What you need to do:
Below is a block of records; repeat each one exactly.

Exercise inputs:
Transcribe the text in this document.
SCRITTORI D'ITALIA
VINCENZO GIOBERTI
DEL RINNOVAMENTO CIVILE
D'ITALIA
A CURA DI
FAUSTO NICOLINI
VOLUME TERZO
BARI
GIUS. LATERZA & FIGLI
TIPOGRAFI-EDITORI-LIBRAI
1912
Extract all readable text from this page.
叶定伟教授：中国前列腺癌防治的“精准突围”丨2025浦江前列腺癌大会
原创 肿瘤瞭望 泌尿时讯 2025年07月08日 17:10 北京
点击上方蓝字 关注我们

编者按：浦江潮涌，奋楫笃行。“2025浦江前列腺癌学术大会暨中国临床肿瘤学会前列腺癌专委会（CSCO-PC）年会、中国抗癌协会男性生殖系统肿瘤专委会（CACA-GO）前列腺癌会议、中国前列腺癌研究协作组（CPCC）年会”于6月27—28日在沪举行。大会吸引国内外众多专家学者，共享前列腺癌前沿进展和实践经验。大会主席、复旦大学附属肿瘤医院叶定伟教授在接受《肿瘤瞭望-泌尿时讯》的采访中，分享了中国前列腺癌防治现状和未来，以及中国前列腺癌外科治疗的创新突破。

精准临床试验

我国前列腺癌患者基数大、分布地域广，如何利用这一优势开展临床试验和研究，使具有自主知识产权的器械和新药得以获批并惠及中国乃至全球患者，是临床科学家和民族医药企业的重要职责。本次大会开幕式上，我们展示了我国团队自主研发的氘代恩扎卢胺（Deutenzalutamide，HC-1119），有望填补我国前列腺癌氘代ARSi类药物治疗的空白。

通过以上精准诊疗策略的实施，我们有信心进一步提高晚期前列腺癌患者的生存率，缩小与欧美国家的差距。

Finished task:
Transcribe the text in this document.
SCRITTORI D'ITALIA
VINCENZO GIOBERTI
DEL RINNOVAMENTO CIVILE
D'ITALIA
A CURA DI
FAUSTO NICOLINI
VOLUME TERZO
BARI
GIUS. LATERZA & FIGLI
TIPOGRAFI-EDITORI-LIBRAI
1912
Extract all readable text from this page.
叶定伟教授：中国前列腺癌防治的“精准突围”丨2025浦江前列腺癌大会
原创 肿瘤瞭望 泌尿时讯 2025年07月08日 17:10 北京
点击上方蓝字 关注我们

编者按：浦江潮涌，奋楫笃行。“2025浦江前列腺癌学术大会暨中国临床肿瘤学会前列腺癌专委会（CSCO-PC）年会、中国抗癌协会男性生殖系统肿瘤专委会（CACA-GO）前列腺癌会议、中国前列腺癌研究协作组（CPCC）年会”于6月27—28日在沪举行。大会吸引国内外众多专家学者，共享前列腺癌前沿进展和实践经验。大会主席、复旦大学附属肿瘤医院叶定伟教授在接受《肿瘤瞭望-泌尿时讯》的采访中，分享了中国前列腺癌防治现状和未来，以及中国前列腺癌外科治疗的创新突破。

精准临床试验

我国前列腺癌患者基数大、分布地域广，如何利用这一优势开展临床试验和研究，使具有自主知识产权的器械和新药得以获批并惠及中国乃至全球患者，是临床科学家和民族医药企业的重要职责。本次大会开幕式上，我们展示了我国团队自主研发的氘代恩扎卢胺（Deutenzalutamide，HC-1119），有望填补我国前列腺癌氘代ARSi类药物治疗的空白。

通过以上精准诊疗策略的实施，我们有信心进一步提高晚期前列腺癌患者的生存率，缩小与欧美国家的差距。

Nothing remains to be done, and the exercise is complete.